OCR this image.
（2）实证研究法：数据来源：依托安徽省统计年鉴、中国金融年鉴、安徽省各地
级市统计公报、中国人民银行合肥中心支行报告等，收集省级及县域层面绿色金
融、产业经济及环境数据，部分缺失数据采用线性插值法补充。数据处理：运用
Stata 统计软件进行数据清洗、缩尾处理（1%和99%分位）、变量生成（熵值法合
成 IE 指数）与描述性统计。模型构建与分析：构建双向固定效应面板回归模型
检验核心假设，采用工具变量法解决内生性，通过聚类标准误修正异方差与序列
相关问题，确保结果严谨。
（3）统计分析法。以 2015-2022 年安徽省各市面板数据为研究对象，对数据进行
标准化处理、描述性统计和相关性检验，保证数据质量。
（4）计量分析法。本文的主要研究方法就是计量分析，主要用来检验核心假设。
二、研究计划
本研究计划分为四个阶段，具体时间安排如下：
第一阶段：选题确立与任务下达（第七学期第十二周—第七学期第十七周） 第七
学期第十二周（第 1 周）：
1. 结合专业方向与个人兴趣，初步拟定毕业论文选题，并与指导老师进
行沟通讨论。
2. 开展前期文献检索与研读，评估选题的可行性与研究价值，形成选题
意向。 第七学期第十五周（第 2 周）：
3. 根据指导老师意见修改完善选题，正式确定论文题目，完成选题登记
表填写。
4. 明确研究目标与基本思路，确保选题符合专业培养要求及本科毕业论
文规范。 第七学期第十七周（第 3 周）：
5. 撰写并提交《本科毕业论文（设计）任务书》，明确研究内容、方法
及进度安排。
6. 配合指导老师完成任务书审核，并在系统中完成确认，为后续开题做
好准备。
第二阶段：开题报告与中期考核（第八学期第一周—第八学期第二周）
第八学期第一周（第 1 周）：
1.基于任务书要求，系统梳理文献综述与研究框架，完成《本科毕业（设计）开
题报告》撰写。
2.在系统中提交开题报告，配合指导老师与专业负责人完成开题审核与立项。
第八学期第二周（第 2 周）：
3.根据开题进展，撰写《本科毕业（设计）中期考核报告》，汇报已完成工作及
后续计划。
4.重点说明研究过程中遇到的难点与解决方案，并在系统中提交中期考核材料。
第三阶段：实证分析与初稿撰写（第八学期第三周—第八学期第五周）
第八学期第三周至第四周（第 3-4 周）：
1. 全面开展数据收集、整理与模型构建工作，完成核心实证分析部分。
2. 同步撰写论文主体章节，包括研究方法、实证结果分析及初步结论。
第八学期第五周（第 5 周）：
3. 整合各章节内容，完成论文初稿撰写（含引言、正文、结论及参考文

▸ **Required task**
Which lines of the material contain the string "第八学期第五周"? List each of them.

▸ **Answer for the task**
第三阶段：实证分析与初稿撰写（第八学期第三周—第八学期第五周）
第八学期第五周（第 5 周）：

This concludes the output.